• _PROBLEM TO WORK ON_
Write out every line below that includes the word "plain".
::: INPUT :::
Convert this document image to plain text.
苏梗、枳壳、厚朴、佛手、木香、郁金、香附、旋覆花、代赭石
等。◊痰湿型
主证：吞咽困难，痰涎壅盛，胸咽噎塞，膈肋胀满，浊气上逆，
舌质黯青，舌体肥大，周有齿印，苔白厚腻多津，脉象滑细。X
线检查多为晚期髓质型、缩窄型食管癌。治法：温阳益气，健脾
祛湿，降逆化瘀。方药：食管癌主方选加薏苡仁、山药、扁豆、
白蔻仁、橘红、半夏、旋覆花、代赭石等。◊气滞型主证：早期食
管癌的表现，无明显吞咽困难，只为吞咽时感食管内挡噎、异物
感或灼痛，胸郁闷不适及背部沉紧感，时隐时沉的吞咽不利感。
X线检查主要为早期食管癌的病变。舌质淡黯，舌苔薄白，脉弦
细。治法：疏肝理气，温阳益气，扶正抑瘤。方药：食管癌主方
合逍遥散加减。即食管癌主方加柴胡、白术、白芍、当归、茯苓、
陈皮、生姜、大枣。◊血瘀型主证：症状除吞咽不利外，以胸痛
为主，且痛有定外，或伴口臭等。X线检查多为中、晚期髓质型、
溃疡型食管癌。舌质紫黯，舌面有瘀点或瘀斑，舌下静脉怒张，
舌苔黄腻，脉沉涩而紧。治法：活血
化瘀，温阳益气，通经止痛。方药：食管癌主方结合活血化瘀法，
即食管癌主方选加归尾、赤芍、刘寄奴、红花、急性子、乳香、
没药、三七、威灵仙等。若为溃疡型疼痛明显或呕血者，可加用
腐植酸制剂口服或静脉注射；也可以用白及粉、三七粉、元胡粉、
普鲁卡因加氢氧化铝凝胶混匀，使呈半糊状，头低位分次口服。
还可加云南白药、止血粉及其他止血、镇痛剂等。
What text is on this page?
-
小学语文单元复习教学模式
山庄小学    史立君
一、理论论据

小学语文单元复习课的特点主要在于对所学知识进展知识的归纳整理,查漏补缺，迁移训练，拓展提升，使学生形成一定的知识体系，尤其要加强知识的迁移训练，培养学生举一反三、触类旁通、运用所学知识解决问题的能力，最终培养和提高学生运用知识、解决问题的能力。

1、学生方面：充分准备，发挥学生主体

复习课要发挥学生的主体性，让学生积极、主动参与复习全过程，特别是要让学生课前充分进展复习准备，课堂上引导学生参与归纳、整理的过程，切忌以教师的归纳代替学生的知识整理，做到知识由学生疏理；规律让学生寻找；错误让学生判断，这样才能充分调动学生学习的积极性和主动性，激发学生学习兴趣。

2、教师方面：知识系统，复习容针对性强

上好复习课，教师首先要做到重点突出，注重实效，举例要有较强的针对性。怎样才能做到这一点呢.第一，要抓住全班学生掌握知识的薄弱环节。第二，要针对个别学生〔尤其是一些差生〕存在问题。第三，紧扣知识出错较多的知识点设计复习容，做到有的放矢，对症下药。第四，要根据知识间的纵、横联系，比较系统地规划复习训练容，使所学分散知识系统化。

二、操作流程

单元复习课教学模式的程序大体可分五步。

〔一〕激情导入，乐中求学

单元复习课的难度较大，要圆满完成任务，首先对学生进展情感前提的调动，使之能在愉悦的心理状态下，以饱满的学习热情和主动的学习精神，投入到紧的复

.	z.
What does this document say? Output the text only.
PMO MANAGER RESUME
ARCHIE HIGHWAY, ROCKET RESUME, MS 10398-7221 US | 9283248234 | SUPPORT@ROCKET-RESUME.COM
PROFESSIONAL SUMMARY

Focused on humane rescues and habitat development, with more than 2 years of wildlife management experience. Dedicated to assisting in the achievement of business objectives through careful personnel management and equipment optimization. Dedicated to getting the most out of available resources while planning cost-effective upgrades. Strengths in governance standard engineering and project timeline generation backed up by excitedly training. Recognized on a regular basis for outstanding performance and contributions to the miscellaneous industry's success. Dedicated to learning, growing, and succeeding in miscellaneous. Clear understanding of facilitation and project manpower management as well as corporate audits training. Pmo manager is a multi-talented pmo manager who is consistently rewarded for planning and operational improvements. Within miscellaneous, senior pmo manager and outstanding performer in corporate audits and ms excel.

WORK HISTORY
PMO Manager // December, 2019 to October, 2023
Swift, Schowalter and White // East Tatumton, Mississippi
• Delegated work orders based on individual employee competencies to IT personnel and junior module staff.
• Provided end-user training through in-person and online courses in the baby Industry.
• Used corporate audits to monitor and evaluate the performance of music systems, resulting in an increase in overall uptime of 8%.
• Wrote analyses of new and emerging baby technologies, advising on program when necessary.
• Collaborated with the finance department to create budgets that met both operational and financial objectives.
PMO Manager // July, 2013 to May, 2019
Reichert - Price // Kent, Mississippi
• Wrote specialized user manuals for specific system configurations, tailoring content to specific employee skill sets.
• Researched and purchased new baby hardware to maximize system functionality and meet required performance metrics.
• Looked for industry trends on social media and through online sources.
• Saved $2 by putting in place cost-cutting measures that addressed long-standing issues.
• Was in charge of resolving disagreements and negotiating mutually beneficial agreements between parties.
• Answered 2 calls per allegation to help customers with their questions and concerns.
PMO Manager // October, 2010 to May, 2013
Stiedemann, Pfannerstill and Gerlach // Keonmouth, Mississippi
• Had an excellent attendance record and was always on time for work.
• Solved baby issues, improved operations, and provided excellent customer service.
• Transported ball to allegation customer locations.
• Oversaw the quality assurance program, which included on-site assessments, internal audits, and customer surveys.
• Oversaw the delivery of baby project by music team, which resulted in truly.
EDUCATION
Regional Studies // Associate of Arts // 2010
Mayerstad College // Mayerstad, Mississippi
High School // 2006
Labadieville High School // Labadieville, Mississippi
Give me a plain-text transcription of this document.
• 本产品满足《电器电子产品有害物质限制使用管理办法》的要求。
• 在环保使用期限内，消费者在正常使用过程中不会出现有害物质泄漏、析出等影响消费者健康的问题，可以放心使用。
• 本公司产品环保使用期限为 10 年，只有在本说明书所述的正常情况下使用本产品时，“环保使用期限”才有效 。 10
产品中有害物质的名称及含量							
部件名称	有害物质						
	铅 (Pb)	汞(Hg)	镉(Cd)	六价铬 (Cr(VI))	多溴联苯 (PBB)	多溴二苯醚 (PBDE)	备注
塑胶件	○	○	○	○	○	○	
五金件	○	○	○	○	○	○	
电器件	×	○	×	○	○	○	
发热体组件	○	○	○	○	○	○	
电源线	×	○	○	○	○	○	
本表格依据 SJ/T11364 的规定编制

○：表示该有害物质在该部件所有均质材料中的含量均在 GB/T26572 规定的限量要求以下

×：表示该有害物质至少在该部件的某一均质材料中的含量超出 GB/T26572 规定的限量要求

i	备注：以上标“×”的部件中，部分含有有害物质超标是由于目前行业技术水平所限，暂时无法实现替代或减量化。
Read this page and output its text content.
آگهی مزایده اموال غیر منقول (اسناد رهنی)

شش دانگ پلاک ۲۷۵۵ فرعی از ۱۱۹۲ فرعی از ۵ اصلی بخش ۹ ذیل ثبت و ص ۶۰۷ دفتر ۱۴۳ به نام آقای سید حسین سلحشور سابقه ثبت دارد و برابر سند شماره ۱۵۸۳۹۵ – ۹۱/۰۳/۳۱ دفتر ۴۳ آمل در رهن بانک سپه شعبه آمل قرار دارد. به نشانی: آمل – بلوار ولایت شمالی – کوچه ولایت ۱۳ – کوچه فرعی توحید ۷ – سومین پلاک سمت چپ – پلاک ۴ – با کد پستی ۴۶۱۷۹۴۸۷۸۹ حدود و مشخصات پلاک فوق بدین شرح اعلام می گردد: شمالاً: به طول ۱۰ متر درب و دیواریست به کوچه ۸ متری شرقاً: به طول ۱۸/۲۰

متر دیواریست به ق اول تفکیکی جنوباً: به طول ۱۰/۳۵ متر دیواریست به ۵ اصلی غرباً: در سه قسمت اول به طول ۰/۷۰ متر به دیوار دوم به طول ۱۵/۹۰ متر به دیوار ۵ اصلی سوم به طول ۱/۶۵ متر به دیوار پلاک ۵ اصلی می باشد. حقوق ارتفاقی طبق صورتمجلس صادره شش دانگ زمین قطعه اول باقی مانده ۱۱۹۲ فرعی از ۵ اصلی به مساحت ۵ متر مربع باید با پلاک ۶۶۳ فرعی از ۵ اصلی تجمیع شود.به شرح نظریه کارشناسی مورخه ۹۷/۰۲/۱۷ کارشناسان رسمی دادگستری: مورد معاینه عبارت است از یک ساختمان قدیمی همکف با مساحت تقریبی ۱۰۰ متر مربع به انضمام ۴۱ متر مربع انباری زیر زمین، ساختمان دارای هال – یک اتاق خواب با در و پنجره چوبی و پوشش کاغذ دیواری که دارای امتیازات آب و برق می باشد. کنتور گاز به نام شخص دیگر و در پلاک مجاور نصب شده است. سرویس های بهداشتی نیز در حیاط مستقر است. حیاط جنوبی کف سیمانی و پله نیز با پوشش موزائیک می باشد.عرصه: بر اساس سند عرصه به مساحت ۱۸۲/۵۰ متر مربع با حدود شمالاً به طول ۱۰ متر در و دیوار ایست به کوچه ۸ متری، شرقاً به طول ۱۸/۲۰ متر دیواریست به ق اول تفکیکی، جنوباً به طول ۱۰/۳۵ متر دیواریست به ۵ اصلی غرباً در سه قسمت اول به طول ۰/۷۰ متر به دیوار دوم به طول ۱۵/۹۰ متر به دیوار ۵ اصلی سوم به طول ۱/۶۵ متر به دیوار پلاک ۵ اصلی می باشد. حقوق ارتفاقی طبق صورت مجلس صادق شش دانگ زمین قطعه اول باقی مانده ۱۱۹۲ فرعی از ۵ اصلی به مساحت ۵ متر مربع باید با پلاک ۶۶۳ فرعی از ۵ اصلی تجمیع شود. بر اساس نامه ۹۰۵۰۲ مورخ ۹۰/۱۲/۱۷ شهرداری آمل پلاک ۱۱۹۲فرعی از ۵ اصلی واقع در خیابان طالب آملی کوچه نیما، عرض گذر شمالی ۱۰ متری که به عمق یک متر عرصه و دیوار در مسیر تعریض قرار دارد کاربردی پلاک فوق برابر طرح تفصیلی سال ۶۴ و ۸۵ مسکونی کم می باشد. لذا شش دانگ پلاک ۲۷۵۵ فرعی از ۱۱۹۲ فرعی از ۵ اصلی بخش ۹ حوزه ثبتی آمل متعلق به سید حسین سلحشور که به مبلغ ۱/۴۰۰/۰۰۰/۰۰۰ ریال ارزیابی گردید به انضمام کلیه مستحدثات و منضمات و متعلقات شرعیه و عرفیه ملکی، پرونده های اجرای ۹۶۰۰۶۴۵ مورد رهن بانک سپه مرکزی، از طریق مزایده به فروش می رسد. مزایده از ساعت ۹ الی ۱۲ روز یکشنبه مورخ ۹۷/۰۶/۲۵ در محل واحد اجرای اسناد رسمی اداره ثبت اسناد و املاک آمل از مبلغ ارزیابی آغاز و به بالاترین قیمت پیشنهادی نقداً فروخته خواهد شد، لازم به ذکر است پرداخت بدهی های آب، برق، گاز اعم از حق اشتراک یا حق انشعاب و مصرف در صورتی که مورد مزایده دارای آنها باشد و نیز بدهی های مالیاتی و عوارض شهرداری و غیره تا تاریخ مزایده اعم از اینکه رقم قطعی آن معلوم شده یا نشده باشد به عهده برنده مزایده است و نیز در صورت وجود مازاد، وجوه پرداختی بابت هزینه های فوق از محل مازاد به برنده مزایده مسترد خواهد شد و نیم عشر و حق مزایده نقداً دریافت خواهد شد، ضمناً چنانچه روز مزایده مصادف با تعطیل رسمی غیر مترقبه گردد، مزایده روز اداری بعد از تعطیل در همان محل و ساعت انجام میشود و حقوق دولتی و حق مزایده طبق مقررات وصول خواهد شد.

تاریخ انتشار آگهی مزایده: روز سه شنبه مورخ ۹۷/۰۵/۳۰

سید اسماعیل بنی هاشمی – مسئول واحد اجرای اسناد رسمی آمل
:::
• _OUTPUT_
Convert this document image to plain text.
Give me a plain-text transcription of this document.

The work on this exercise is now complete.